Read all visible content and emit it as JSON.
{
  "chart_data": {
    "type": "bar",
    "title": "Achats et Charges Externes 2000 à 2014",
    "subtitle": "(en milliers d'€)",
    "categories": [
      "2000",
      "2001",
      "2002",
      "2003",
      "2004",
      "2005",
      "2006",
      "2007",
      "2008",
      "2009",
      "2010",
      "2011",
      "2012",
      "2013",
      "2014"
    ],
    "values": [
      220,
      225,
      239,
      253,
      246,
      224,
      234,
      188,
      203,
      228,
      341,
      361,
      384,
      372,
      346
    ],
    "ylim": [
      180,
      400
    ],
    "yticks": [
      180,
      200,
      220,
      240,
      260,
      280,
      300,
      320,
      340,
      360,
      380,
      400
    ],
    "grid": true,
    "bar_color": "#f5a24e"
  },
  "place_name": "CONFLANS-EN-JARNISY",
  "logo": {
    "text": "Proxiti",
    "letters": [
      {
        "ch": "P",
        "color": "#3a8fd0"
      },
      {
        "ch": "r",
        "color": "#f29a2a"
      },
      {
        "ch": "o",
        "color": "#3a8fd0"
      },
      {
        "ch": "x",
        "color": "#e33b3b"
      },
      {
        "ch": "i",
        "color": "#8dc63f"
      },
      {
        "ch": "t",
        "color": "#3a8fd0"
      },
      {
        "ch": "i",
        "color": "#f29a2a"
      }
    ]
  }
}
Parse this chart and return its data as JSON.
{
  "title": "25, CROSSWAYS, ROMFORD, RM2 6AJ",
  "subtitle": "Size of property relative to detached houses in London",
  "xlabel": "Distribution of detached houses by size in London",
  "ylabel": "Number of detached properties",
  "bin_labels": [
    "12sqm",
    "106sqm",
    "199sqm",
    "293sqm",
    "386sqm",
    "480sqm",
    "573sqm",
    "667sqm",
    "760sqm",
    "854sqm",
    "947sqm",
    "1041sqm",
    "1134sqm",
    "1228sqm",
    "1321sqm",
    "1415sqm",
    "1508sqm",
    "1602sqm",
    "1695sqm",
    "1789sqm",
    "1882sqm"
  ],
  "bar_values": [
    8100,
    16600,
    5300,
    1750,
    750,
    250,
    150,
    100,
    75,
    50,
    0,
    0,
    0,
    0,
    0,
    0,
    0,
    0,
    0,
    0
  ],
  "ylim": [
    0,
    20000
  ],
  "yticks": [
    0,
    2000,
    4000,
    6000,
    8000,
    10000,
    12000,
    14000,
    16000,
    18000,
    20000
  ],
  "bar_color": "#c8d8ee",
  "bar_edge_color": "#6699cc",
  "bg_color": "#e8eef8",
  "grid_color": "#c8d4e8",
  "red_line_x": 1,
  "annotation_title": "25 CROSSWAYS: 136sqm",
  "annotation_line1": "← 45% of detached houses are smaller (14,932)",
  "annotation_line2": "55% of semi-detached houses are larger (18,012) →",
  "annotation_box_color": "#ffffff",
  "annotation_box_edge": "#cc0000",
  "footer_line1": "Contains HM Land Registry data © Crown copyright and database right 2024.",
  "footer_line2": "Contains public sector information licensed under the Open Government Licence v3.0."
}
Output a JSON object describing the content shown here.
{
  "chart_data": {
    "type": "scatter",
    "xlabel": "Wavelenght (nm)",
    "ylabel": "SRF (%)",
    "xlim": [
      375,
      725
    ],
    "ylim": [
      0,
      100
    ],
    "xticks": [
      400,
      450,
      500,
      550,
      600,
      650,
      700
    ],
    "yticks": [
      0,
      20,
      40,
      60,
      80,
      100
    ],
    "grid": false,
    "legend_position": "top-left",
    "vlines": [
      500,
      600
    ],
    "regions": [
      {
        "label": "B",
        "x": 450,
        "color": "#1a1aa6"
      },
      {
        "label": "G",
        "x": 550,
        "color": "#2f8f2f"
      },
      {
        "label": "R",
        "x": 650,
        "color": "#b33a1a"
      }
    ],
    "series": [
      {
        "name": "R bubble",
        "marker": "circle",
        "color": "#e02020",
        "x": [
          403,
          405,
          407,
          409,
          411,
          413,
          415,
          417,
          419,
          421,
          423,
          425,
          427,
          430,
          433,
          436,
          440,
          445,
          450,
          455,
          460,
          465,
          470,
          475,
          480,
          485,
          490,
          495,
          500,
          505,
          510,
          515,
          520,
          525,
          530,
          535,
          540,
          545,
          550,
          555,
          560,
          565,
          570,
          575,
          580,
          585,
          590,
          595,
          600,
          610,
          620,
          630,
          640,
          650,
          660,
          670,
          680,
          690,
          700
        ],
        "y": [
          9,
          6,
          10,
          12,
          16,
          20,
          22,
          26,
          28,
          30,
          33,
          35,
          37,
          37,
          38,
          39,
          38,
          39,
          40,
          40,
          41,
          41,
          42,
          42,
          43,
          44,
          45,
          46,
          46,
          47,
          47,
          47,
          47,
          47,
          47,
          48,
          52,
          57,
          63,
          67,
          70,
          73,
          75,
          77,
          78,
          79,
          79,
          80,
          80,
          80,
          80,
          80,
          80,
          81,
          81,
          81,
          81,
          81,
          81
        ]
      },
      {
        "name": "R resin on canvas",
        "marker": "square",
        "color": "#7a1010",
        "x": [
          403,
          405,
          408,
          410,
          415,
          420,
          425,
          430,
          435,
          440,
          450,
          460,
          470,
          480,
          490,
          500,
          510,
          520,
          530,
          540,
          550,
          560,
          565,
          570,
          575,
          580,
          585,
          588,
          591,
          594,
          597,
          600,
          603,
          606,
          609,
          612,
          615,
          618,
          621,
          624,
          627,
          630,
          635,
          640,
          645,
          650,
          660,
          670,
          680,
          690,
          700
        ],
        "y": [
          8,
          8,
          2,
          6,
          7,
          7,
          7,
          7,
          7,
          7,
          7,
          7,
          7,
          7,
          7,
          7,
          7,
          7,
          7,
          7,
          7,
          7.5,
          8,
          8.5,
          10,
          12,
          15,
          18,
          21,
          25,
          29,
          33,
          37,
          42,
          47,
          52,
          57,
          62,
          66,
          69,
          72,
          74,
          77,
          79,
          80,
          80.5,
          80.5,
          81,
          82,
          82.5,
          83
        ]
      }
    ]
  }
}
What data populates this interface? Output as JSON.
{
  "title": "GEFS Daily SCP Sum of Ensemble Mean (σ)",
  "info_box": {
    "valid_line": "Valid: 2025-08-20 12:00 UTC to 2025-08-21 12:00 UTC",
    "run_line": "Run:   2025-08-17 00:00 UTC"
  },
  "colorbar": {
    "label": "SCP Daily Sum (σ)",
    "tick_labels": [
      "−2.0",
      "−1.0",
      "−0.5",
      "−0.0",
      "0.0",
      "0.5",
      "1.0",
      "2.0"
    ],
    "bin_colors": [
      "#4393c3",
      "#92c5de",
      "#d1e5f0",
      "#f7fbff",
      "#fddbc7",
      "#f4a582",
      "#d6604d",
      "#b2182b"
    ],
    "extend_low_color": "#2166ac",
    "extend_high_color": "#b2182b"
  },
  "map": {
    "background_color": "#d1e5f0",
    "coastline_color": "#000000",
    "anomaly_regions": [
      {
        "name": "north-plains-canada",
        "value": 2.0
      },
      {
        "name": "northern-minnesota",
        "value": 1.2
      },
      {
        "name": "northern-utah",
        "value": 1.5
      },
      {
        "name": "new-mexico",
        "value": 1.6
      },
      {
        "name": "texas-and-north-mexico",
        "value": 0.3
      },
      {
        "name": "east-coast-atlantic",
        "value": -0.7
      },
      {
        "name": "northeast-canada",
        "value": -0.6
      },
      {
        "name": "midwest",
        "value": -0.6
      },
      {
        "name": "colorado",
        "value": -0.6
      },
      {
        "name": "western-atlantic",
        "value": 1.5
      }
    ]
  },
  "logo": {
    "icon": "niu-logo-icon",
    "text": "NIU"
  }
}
^^^^^^^^^^^^^^^^
Identify the lines in the records above that contain the word "detached", then state how many there are and nothing more.

5